◆ **Records provided**:
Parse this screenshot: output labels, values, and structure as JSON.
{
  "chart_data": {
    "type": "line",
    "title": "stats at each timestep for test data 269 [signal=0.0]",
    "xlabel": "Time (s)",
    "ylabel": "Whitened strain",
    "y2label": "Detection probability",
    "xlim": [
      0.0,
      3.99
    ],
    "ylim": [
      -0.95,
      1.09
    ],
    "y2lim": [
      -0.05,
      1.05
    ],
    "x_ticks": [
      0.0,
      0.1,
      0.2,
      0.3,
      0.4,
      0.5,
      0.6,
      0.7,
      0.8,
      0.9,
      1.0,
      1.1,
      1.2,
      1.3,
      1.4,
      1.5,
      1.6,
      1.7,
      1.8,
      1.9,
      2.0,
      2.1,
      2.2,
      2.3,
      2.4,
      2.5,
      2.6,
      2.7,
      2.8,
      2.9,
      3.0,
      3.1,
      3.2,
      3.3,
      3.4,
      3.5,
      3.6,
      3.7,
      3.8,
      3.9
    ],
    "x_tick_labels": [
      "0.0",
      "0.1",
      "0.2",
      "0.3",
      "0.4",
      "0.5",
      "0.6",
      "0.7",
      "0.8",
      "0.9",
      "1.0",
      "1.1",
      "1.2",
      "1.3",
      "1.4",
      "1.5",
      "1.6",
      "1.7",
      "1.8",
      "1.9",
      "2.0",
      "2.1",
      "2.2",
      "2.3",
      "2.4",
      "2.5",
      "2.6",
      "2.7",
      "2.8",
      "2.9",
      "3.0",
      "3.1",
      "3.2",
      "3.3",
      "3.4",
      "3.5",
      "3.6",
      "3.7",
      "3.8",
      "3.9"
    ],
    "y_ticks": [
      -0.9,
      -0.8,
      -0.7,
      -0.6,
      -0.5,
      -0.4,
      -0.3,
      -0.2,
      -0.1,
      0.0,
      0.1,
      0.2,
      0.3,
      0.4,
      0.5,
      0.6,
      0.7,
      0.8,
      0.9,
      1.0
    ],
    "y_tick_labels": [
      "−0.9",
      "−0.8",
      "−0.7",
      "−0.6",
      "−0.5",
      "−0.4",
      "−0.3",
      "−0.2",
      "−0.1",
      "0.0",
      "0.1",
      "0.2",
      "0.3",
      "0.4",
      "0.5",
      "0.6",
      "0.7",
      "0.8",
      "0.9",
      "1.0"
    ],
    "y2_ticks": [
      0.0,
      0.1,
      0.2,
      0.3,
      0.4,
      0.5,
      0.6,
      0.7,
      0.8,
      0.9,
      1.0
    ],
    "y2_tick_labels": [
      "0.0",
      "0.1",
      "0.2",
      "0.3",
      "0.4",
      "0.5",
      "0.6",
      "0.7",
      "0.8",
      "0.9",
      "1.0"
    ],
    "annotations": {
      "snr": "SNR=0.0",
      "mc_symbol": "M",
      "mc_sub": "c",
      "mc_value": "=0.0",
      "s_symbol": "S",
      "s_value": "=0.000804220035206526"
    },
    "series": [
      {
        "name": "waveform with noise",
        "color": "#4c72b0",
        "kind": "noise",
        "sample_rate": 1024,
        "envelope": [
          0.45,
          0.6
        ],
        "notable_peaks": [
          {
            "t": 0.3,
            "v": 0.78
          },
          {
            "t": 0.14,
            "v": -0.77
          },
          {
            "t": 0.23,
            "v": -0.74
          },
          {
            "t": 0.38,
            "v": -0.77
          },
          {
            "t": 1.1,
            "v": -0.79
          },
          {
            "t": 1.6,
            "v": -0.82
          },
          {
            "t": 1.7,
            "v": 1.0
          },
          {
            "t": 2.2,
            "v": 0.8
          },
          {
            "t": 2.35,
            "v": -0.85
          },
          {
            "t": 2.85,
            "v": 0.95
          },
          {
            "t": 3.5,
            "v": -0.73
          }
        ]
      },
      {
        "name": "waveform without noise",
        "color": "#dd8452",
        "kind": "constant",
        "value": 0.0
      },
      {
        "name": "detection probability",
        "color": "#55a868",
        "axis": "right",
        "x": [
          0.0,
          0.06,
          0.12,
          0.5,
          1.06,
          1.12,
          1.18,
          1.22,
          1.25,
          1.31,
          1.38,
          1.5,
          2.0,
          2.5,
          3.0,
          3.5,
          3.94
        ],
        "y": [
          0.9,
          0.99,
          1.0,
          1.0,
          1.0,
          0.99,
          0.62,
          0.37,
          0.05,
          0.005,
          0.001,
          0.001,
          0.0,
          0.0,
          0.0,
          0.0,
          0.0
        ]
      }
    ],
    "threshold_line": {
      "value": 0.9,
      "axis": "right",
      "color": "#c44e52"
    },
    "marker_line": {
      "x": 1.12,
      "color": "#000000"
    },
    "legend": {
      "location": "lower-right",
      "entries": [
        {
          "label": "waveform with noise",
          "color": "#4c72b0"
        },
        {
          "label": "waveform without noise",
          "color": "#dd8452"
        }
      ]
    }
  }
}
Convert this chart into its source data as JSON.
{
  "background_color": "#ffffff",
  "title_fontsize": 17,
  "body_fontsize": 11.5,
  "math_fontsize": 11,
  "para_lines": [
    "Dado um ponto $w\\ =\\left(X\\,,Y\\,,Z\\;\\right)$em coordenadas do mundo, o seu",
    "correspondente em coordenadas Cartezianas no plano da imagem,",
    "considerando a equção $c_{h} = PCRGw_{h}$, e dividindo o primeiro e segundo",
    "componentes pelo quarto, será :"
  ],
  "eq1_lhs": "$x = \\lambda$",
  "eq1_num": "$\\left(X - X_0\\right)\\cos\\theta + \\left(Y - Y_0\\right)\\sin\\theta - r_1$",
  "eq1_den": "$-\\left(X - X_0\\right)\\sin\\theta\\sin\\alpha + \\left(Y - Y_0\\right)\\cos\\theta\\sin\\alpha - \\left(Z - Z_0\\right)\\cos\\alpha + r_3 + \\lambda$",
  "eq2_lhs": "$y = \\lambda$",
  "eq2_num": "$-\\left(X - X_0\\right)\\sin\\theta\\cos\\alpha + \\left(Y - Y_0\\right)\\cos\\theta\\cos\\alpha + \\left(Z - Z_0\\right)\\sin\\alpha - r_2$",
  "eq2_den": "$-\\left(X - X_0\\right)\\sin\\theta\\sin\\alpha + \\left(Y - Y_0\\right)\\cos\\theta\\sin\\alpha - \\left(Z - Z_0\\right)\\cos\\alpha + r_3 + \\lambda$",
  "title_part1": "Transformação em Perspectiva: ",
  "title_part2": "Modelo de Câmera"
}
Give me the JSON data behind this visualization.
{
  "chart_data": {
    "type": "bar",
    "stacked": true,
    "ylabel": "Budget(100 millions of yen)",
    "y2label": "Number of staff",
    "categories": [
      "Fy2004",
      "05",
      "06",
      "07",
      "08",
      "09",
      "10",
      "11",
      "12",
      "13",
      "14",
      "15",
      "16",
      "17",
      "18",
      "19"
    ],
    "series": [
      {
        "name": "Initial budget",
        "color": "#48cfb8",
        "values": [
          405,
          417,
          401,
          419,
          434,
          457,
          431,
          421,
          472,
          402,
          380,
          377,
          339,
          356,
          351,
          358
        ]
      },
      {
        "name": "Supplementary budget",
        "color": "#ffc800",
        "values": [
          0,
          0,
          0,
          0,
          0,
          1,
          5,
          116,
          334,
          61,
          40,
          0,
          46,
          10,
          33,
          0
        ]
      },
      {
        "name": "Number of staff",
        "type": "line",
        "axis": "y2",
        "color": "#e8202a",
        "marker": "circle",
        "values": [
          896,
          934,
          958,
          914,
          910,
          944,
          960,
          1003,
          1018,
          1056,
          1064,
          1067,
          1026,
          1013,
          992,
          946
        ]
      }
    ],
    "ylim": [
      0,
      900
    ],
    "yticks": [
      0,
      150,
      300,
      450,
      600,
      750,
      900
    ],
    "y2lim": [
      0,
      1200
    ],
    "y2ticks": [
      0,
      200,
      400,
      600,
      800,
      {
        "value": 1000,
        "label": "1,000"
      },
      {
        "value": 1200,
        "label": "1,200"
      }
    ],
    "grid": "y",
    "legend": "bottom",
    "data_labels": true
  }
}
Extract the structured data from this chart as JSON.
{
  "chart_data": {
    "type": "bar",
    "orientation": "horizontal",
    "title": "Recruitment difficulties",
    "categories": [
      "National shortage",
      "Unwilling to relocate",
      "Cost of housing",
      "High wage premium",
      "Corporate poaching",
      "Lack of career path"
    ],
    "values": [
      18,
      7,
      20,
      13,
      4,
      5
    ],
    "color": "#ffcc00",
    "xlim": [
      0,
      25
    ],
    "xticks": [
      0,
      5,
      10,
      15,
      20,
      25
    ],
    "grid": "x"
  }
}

◆ **What you will do**: Only the number is wanted: how many lines of the material above include the word "noise"?

◆ **Solution for this exercise**: 5